Data supplied:
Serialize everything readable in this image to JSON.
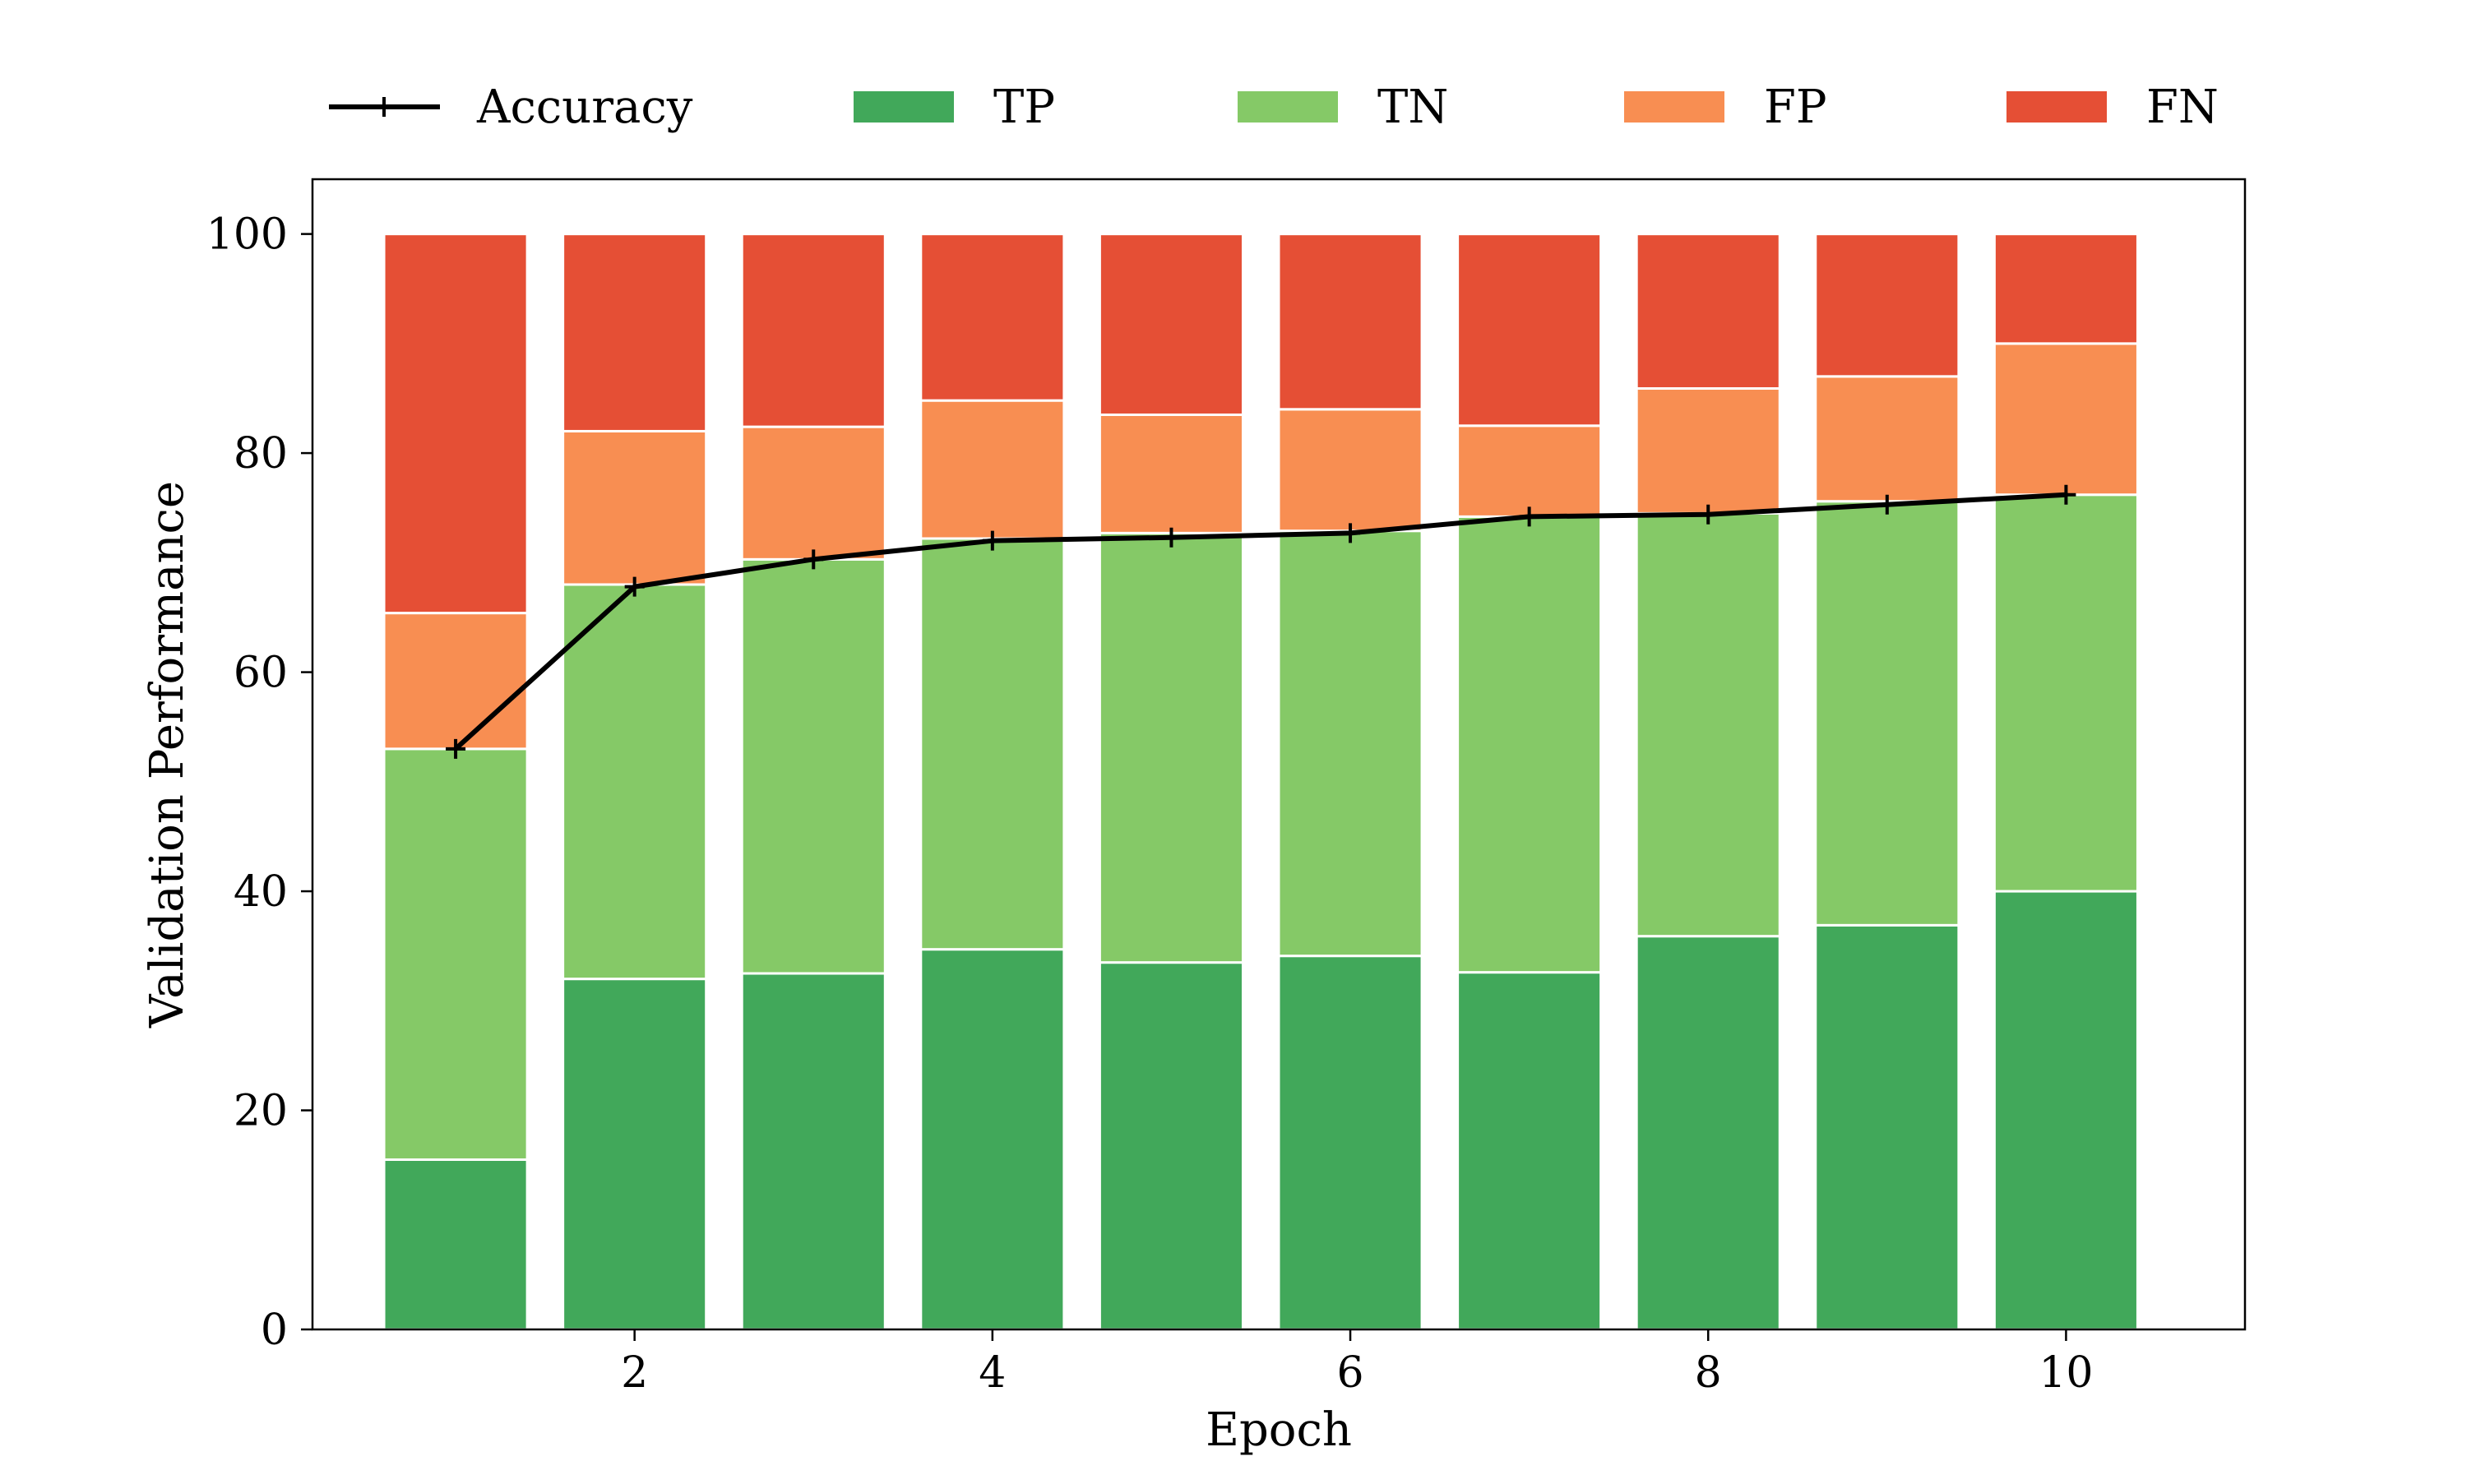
{
  "chart_data": {
    "type": "bar",
    "stacked": true,
    "xlabel": "Epoch",
    "ylabel": "Validation Performance",
    "x": [
      1,
      2,
      3,
      4,
      5,
      6,
      7,
      8,
      9,
      10
    ],
    "xlim": [
      0.2,
      11
    ],
    "ylim": [
      0,
      105
    ],
    "xticks": [
      2,
      4,
      6,
      8,
      10
    ],
    "yticks": [
      0,
      20,
      40,
      60,
      80,
      100
    ],
    "grid": false,
    "legend_position": "top",
    "series": [
      {
        "name": "TP",
        "color": "#41a85a",
        "values": [
          15.5,
          32,
          32.5,
          34.7,
          33.5,
          34.1,
          32.6,
          35.9,
          36.9,
          40
        ]
      },
      {
        "name": "TN",
        "color": "#85c967",
        "values": [
          37.5,
          36,
          37.8,
          37.5,
          39.2,
          38.8,
          41.6,
          38.6,
          38.7,
          36.2
        ]
      },
      {
        "name": "FP",
        "color": "#f88e52",
        "values": [
          12.4,
          14,
          12.1,
          12.6,
          10.8,
          11.1,
          8.3,
          11.4,
          11.4,
          13.8
        ]
      },
      {
        "name": "FN",
        "color": "#e54f35",
        "values": [
          34.6,
          18,
          17.6,
          15.2,
          16.5,
          16,
          17.5,
          14.1,
          13,
          10
        ]
      }
    ],
    "line_series": {
      "name": "Accuracy",
      "color": "#000000",
      "marker": "+",
      "values": [
        53,
        67.8,
        70.3,
        72,
        72.3,
        72.7,
        74.2,
        74.4,
        75.3,
        76.2
      ]
    }
  }
}
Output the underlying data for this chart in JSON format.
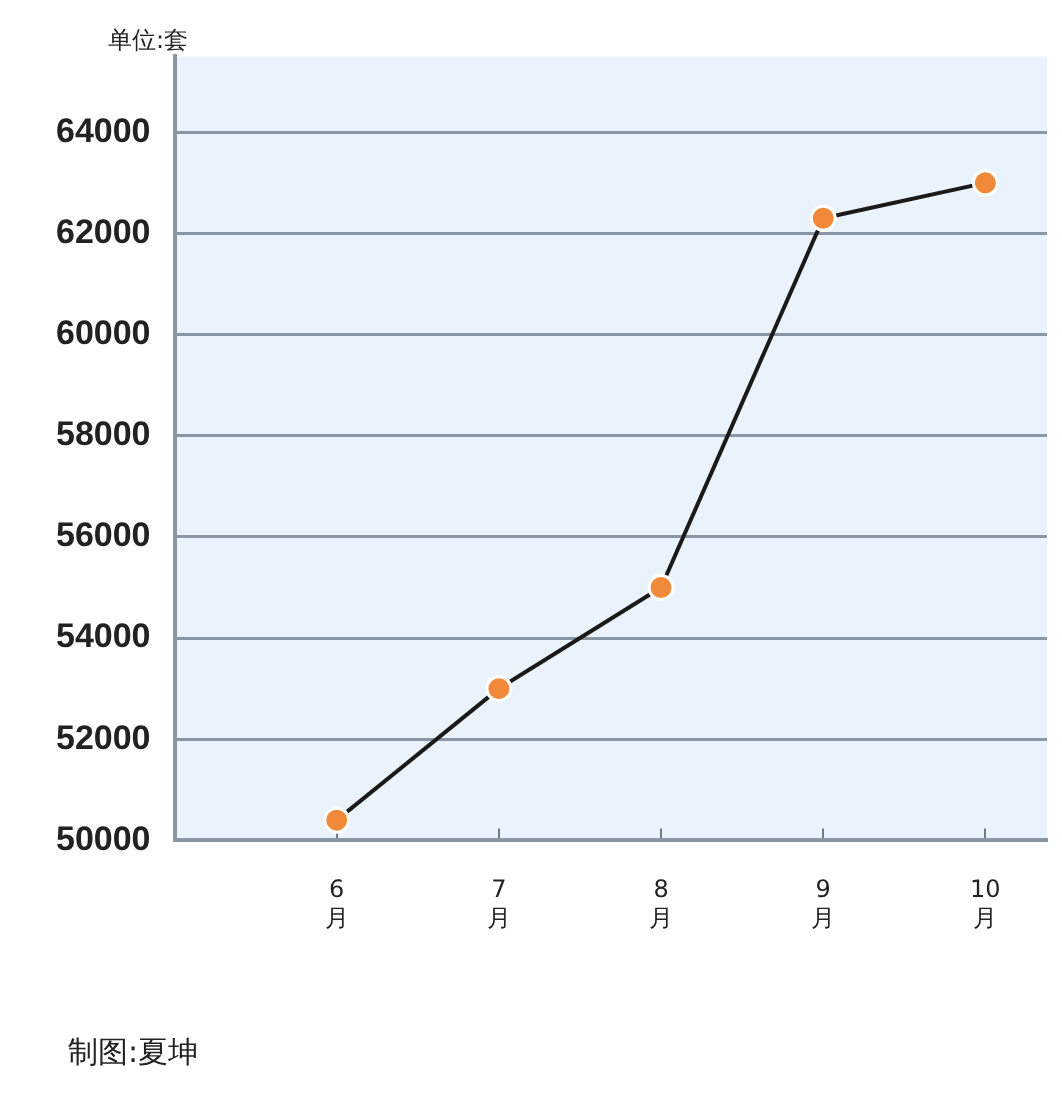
{
  "chart_data": {
    "type": "line",
    "ylabel": "单位:套",
    "categories": [
      "6\n月",
      "7\n月",
      "8\n月",
      "9\n月",
      "10\n月"
    ],
    "series": [
      {
        "color": "#1a1a1a",
        "values": [
          50400,
          53000,
          55000,
          62300,
          63000
        ]
      }
    ],
    "ylim": [
      50000,
      65500
    ],
    "yticks": [
      50000,
      52000,
      54000,
      56000,
      58000,
      60000,
      62000,
      64000
    ],
    "grid": "y",
    "legend": false,
    "marker": "circle",
    "line_style": "solid",
    "annotations": [
      "制图:夏坤"
    ]
  }
}
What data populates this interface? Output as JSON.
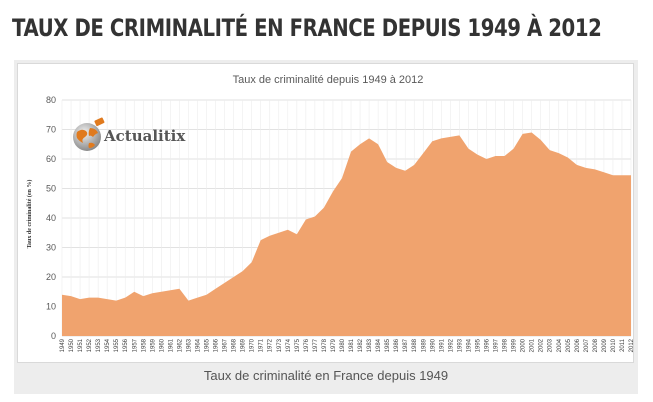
{
  "page": {
    "title": "TAUX DE CRIMINALITÉ EN FRANCE DEPUIS 1949 À 2012",
    "caption": "Taux de criminalité en France depuis 1949"
  },
  "logo": {
    "text": "Actualitix",
    "icon": "globe-icon"
  },
  "colors": {
    "area": "#f0a36e",
    "grid": "#d9d9d9",
    "text": "#595959"
  },
  "chart_data": {
    "type": "area",
    "title": "Taux de criminalité depuis 1949 à 2012",
    "xlabel": "",
    "ylabel": "Taux de criminalité (en %)",
    "ylim": [
      0,
      80
    ],
    "yticks": [
      0,
      10,
      20,
      30,
      40,
      50,
      60,
      70,
      80
    ],
    "grid": true,
    "x": [
      "1949",
      "1950",
      "1951",
      "1952",
      "1953",
      "1954",
      "1955",
      "1956",
      "1957",
      "1958",
      "1959",
      "1960",
      "1961",
      "1962",
      "1963",
      "1964",
      "1965",
      "1966",
      "1967",
      "1968",
      "1969",
      "1970",
      "1971",
      "1972",
      "1973",
      "1974",
      "1975",
      "1976",
      "1977",
      "1978",
      "1979",
      "1980",
      "1981",
      "1982",
      "1983",
      "1984",
      "1985",
      "1986",
      "1987",
      "1988",
      "1989",
      "1990",
      "1991",
      "1992",
      "1993",
      "1994",
      "1995",
      "1996",
      "1997",
      "1998",
      "1999",
      "2000",
      "2001",
      "2002",
      "2003",
      "2004",
      "2005",
      "2006",
      "2007",
      "2008",
      "2009",
      "2010",
      "2011",
      "2012"
    ],
    "values": [
      14,
      13.5,
      12.5,
      13,
      13,
      12.5,
      12,
      13,
      15,
      13.5,
      14.5,
      15,
      15.5,
      16,
      12,
      13,
      14,
      16,
      18,
      20,
      22,
      25,
      32.5,
      34,
      35,
      36,
      34.5,
      39.5,
      40.5,
      43.5,
      49,
      53.5,
      62.5,
      65,
      67,
      65,
      59,
      57,
      56,
      58,
      62,
      66,
      67,
      67.5,
      68,
      63.5,
      61.5,
      60,
      61,
      61,
      63.5,
      68.5,
      69,
      66.5,
      63,
      62,
      60.5,
      58,
      57,
      56.5,
      55.5,
      54.5,
      54.5,
      54.5
    ]
  }
}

Work to be completed:
Go through the data above and transcribe it in full, omitting any image.

Exercise solution:
Serialize everything readable in this image to JSON.
{
  "chart_data": {
    "type": "bar",
    "stacked": true,
    "xlabel": "Epoch",
    "ylabel": "Validation Performance",
    "x": [
      1,
      2,
      3,
      4,
      5,
      6,
      7,
      8,
      9,
      10
    ],
    "xlim": [
      0.2,
      11
    ],
    "ylim": [
      0,
      105
    ],
    "xticks": [
      2,
      4,
      6,
      8,
      10
    ],
    "yticks": [
      0,
      20,
      40,
      60,
      80,
      100
    ],
    "grid": false,
    "legend_position": "top",
    "series": [
      {
        "name": "TP",
        "color": "#41a85a",
        "values": [
          15.5,
          32,
          32.5,
          34.7,
          33.5,
          34.1,
          32.6,
          35.9,
          36.9,
          40
        ]
      },
      {
        "name": "TN",
        "color": "#85c967",
        "values": [
          37.5,
          36,
          37.8,
          37.5,
          39.2,
          38.8,
          41.6,
          38.6,
          38.7,
          36.2
        ]
      },
      {
        "name": "FP",
        "color": "#f88e52",
        "values": [
          12.4,
          14,
          12.1,
          12.6,
          10.8,
          11.1,
          8.3,
          11.4,
          11.4,
          13.8
        ]
      },
      {
        "name": "FN",
        "color": "#e54f35",
        "values": [
          34.6,
          18,
          17.6,
          15.2,
          16.5,
          16,
          17.5,
          14.1,
          13,
          10
        ]
      }
    ],
    "line_series": {
      "name": "Accuracy",
      "color": "#000000",
      "marker": "+",
      "values": [
        53,
        67.8,
        70.3,
        72,
        72.3,
        72.7,
        74.2,
        74.4,
        75.3,
        76.2
      ]
    }
  }
}
Output the underlying data for this chart in JSON format.
{
  "chart_data": {
    "type": "line",
    "ylabel": "单位:套",
    "categories": [
      "6\n月",
      "7\n月",
      "8\n月",
      "9\n月",
      "10\n月"
    ],
    "series": [
      {
        "color": "#1a1a1a",
        "values": [
          50400,
          53000,
          55000,
          62300,
          63000
        ]
      }
    ],
    "ylim": [
      50000,
      65500
    ],
    "yticks": [
      50000,
      52000,
      54000,
      56000,
      58000,
      60000,
      62000,
      64000
    ],
    "grid": "y",
    "legend": false,
    "marker": "circle",
    "line_style": "solid",
    "annotations": [
      "制图:夏坤"
    ]
  }
}
What data populates this interface? Output as JSON.
{
  "page": {
    "title": "TAUX DE CRIMINALITÉ EN FRANCE DEPUIS 1949 À 2012",
    "caption": "Taux de criminalité en France depuis 1949"
  },
  "logo": {
    "text": "Actualitix",
    "icon": "globe-icon"
  },
  "colors": {
    "area": "#f0a36e",
    "grid": "#d9d9d9",
    "text": "#595959"
  },
  "chart_data": {
    "type": "area",
    "title": "Taux de criminalité depuis 1949 à 2012",
    "xlabel": "",
    "ylabel": "Taux de criminalité (en %)",
    "ylim": [
      0,
      80
    ],
    "yticks": [
      0,
      10,
      20,
      30,
      40,
      50,
      60,
      70,
      80
    ],
    "grid": true,
    "x": [
      "1949",
      "1950",
      "1951",
      "1952",
      "1953",
      "1954",
      "1955",
      "1956",
      "1957",
      "1958",
      "1959",
      "1960",
      "1961",
      "1962",
      "1963",
      "1964",
      "1965",
      "1966",
      "1967",
      "1968",
      "1969",
      "1970",
      "1971",
      "1972",
      "1973",
      "1974",
      "1975",
      "1976",
      "1977",
      "1978",
      "1979",
      "1980",
      "1981",
      "1982",
      "1983",
      "1984",
      "1985",
      "1986",
      "1987",
      "1988",
      "1989",
      "1990",
      "1991",
      "1992",
      "1993",
      "1994",
      "1995",
      "1996",
      "1997",
      "1998",
      "1999",
      "2000",
      "2001",
      "2002",
      "2003",
      "2004",
      "2005",
      "2006",
      "2007",
      "2008",
      "2009",
      "2010",
      "2011",
      "2012"
    ],
    "values": [
      14,
      13.5,
      12.5,
      13,
      13,
      12.5,
      12,
      13,
      15,
      13.5,
      14.5,
      15,
      15.5,
      16,
      12,
      13,
      14,
      16,
      18,
      20,
      22,
      25,
      32.5,
      34,
      35,
      36,
      34.5,
      39.5,
      40.5,
      43.5,
      49,
      53.5,
      62.5,
      65,
      67,
      65,
      59,
      57,
      56,
      58,
      62,
      66,
      67,
      67.5,
      68,
      63.5,
      61.5,
      60,
      61,
      61,
      63.5,
      68.5,
      69,
      66.5,
      63,
      62,
      60.5,
      58,
      57,
      56.5,
      55.5,
      54.5,
      54.5,
      54.5
    ]
  }
}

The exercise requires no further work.